= What is needed =
Each record needs to be echoed exactly; can you do that?
>> START Data provided
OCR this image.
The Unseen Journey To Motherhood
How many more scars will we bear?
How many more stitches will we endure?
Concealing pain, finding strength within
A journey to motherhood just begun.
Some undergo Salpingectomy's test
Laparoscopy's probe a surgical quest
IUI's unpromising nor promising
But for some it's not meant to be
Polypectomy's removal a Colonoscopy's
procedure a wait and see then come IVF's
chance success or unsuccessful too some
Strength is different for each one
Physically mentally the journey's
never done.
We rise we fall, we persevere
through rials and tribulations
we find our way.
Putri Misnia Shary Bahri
>> END Data provided
= Worked solution =
OCR this image.
The Unseen Journey To Motherhood
How many more scars will we bear?
How many more stitches will we endure?
Concealing pain, finding strength within
A journey to motherhood just begun.
Some undergo Salpingectomy's test
Laparoscopy's probe a surgical quest
IUI's unpromising nor promising
But for some it's not meant to be
Polypectomy's removal a Colonoscopy's
procedure a wait and see then come IVF's
chance success or unsuccessful too some
Strength is different for each one
Physically mentally the journey's
never done.
We rise we fall, we persevere
through rials and tribulations
we find our way.
Putri Misnia Shary Bahri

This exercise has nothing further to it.